**Problem description:**
Can you restate the records below word for word?

[Entries with figure data]
□ □ □ □ □
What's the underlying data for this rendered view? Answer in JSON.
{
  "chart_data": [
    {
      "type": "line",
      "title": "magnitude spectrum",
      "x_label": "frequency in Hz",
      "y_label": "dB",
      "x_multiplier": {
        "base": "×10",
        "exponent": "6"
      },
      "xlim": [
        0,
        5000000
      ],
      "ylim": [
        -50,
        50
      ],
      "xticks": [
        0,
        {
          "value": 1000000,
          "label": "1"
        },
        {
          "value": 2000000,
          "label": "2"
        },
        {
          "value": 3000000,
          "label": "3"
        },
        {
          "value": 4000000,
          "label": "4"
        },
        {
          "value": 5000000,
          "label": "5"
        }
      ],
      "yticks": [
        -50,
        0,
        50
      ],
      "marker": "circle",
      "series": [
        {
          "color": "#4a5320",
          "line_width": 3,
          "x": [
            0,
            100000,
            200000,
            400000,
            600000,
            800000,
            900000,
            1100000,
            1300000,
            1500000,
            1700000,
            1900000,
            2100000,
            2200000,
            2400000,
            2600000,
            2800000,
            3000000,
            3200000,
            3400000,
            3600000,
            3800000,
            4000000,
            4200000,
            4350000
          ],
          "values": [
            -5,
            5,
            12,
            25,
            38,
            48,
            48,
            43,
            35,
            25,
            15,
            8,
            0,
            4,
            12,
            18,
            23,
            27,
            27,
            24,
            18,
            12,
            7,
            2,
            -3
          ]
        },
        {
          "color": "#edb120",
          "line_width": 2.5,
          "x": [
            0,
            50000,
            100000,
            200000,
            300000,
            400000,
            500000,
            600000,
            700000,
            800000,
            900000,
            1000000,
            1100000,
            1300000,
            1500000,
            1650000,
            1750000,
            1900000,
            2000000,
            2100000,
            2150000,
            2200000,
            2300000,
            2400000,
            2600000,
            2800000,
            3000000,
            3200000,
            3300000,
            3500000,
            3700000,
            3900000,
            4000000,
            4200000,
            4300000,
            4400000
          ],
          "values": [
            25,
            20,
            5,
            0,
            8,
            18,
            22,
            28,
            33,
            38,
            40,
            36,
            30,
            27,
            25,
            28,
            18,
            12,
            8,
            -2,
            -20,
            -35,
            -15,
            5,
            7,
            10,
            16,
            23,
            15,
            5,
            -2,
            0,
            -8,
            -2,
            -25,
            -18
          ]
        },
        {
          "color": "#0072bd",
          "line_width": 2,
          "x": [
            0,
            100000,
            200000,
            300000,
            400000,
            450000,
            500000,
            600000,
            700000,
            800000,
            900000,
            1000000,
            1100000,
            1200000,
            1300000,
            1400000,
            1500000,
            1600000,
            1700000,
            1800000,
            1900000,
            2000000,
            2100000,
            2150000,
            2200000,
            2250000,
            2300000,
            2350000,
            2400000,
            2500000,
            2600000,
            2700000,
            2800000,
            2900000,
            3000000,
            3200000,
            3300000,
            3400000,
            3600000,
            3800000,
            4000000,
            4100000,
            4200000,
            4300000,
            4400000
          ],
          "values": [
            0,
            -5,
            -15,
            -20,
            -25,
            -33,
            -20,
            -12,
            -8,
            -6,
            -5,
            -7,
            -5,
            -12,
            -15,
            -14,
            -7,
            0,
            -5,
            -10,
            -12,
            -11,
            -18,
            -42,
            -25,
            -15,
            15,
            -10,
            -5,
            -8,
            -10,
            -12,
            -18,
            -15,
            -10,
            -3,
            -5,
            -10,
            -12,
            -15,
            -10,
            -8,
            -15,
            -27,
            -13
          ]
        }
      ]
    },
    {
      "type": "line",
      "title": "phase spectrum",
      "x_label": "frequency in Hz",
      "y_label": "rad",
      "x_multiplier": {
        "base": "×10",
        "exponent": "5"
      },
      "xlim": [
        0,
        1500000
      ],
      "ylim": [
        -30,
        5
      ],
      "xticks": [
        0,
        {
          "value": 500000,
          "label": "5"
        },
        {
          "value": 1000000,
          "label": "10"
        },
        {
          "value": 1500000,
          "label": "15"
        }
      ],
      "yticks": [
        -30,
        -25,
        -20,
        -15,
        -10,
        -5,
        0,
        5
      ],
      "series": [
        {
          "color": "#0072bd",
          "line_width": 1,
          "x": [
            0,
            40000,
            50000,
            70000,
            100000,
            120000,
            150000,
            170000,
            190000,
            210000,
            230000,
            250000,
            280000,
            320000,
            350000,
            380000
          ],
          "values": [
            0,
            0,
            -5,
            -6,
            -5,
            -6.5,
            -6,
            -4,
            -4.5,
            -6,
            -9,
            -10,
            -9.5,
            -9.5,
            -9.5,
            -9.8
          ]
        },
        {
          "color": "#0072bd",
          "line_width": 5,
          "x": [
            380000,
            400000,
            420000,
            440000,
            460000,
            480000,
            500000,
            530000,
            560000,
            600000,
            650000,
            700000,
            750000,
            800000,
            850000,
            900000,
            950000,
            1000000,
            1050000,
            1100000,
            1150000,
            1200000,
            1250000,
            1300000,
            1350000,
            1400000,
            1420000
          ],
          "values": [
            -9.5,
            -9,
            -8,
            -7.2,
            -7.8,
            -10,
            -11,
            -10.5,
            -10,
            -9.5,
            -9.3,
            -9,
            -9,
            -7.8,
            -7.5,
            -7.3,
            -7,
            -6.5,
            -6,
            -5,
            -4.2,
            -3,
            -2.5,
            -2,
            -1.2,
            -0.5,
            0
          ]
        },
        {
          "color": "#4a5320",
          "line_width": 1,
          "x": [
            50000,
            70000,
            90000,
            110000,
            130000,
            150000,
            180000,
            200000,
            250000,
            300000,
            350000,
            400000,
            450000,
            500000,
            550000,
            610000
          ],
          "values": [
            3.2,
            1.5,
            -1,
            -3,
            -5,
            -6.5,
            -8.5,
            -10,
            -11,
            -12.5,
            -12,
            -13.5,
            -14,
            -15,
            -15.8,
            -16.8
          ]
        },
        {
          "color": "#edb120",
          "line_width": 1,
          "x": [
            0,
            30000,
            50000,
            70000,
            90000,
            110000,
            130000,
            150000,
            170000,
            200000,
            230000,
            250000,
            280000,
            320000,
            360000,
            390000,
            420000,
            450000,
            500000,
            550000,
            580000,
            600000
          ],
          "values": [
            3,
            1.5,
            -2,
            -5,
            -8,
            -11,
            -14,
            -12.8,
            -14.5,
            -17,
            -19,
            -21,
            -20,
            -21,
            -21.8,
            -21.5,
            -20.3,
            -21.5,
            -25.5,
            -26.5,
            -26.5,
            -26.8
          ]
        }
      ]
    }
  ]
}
□ □ □ □ □
**Output for this task:**
What's the underlying data for this rendered view? Answer in JSON.
{
  "chart_data": [
    {
      "type": "line",
      "title": "magnitude spectrum",
      "x_label": "frequency in Hz",
      "y_label": "dB",
      "x_multiplier": {
        "base": "×10",
        "exponent": "6"
      },
      "xlim": [
        0,
        5000000
      ],
      "ylim": [
        -50,
        50
      ],
      "xticks": [
        0,
        {
          "value": 1000000,
          "label": "1"
        },
        {
          "value": 2000000,
          "label": "2"
        },
        {
          "value": 3000000,
          "label": "3"
        },
        {
          "value": 4000000,
          "label": "4"
        },
        {
          "value": 5000000,
          "label": "5"
        }
      ],
      "yticks": [
        -50,
        0,
        50
      ],
      "marker": "circle",
      "series": [
        {
          "color": "#4a5320",
          "line_width": 3,
          "x": [
            0,
            100000,
            200000,
            400000,
            600000,
            800000,
            900000,
            1100000,
            1300000,
            1500000,
            1700000,
            1900000,
            2100000,
            2200000,
            2400000,
            2600000,
            2800000,
            3000000,
            3200000,
            3400000,
            3600000,
            3800000,
            4000000,
            4200000,
            4350000
          ],
          "values": [
            -5,
            5,
            12,
            25,
            38,
            48,
            48,
            43,
            35,
            25,
            15,
            8,
            0,
            4,
            12,
            18,
            23,
            27,
            27,
            24,
            18,
            12,
            7,
            2,
            -3
          ]
        },
        {
          "color": "#edb120",
          "line_width": 2.5,
          "x": [
            0,
            50000,
            100000,
            200000,
            300000,
            400000,
            500000,
            600000,
            700000,
            800000,
            900000,
            1000000,
            1100000,
            1300000,
            1500000,
            1650000,
            1750000,
            1900000,
            2000000,
            2100000,
            2150000,
            2200000,
            2300000,
            2400000,
            2600000,
            2800000,
            3000000,
            3200000,
            3300000,
            3500000,
            3700000,
            3900000,
            4000000,
            4200000,
            4300000,
            4400000
          ],
          "values": [
            25,
            20,
            5,
            0,
            8,
            18,
            22,
            28,
            33,
            38,
            40,
            36,
            30,
            27,
            25,
            28,
            18,
            12,
            8,
            -2,
            -20,
            -35,
            -15,
            5,
            7,
            10,
            16,
            23,
            15,
            5,
            -2,
            0,
            -8,
            -2,
            -25,
            -18
          ]
        },
        {
          "color": "#0072bd",
          "line_width": 2,
          "x": [
            0,
            100000,
            200000,
            300000,
            400000,
            450000,
            500000,
            600000,
            700000,
            800000,
            900000,
            1000000,
            1100000,
            1200000,
            1300000,
            1400000,
            1500000,
            1600000,
            1700000,
            1800000,
            1900000,
            2000000,
            2100000,
            2150000,
            2200000,
            2250000,
            2300000,
            2350000,
            2400000,
            2500000,
            2600000,
            2700000,
            2800000,
            2900000,
            3000000,
            3200000,
            3300000,
            3400000,
            3600000,
            3800000,
            4000000,
            4100000,
            4200000,
            4300000,
            4400000
          ],
          "values": [
            0,
            -5,
            -15,
            -20,
            -25,
            -33,
            -20,
            -12,
            -8,
            -6,
            -5,
            -7,
            -5,
            -12,
            -15,
            -14,
            -7,
            0,
            -5,
            -10,
            -12,
            -11,
            -18,
            -42,
            -25,
            -15,
            15,
            -10,
            -5,
            -8,
            -10,
            -12,
            -18,
            -15,
            -10,
            -3,
            -5,
            -10,
            -12,
            -15,
            -10,
            -8,
            -15,
            -27,
            -13
          ]
        }
      ]
    },
    {
      "type": "line",
      "title": "phase spectrum",
      "x_label": "frequency in Hz",
      "y_label": "rad",
      "x_multiplier": {
        "base": "×10",
        "exponent": "5"
      },
      "xlim": [
        0,
        1500000
      ],
      "ylim": [
        -30,
        5
      ],
      "xticks": [
        0,
        {
          "value": 500000,
          "label": "5"
        },
        {
          "value": 1000000,
          "label": "10"
        },
        {
          "value": 1500000,
          "label": "15"
        }
      ],
      "yticks": [
        -30,
        -25,
        -20,
        -15,
        -10,
        -5,
        0,
        5
      ],
      "series": [
        {
          "color": "#0072bd",
          "line_width": 1,
          "x": [
            0,
            40000,
            50000,
            70000,
            100000,
            120000,
            150000,
            170000,
            190000,
            210000,
            230000,
            250000,
            280000,
            320000,
            350000,
            380000
          ],
          "values": [
            0,
            0,
            -5,
            -6,
            -5,
            -6.5,
            -6,
            -4,
            -4.5,
            -6,
            -9,
            -10,
            -9.5,
            -9.5,
            -9.5,
            -9.8
          ]
        },
        {
          "color": "#0072bd",
          "line_width": 5,
          "x": [
            380000,
            400000,
            420000,
            440000,
            460000,
            480000,
            500000,
            530000,
            560000,
            600000,
            650000,
            700000,
            750000,
            800000,
            850000,
            900000,
            950000,
            1000000,
            1050000,
            1100000,
            1150000,
            1200000,
            1250000,
            1300000,
            1350000,
            1400000,
            1420000
          ],
          "values": [
            -9.5,
            -9,
            -8,
            -7.2,
            -7.8,
            -10,
            -11,
            -10.5,
            -10,
            -9.5,
            -9.3,
            -9,
            -9,
            -7.8,
            -7.5,
            -7.3,
            -7,
            -6.5,
            -6,
            -5,
            -4.2,
            -3,
            -2.5,
            -2,
            -1.2,
            -0.5,
            0
          ]
        },
        {
          "color": "#4a5320",
          "line_width": 1,
          "x": [
            50000,
            70000,
            90000,
            110000,
            130000,
            150000,
            180000,
            200000,
            250000,
            300000,
            350000,
            400000,
            450000,
            500000,
            550000,
            610000
          ],
          "values": [
            3.2,
            1.5,
            -1,
            -3,
            -5,
            -6.5,
            -8.5,
            -10,
            -11,
            -12.5,
            -12,
            -13.5,
            -14,
            -15,
            -15.8,
            -16.8
          ]
        },
        {
          "color": "#edb120",
          "line_width": 1,
          "x": [
            0,
            30000,
            50000,
            70000,
            90000,
            110000,
            130000,
            150000,
            170000,
            200000,
            230000,
            250000,
            280000,
            320000,
            360000,
            390000,
            420000,
            450000,
            500000,
            550000,
            580000,
            600000
          ],
          "values": [
            3,
            1.5,
            -2,
            -5,
            -8,
            -11,
            -14,
            -12.8,
            -14.5,
            -17,
            -19,
            -21,
            -20,
            -21,
            -21.8,
            -21.5,
            -20.3,
            -21.5,
            -25.5,
            -26.5,
            -26.5,
            -26.8
          ]
        }
      ]
    }
  ]
}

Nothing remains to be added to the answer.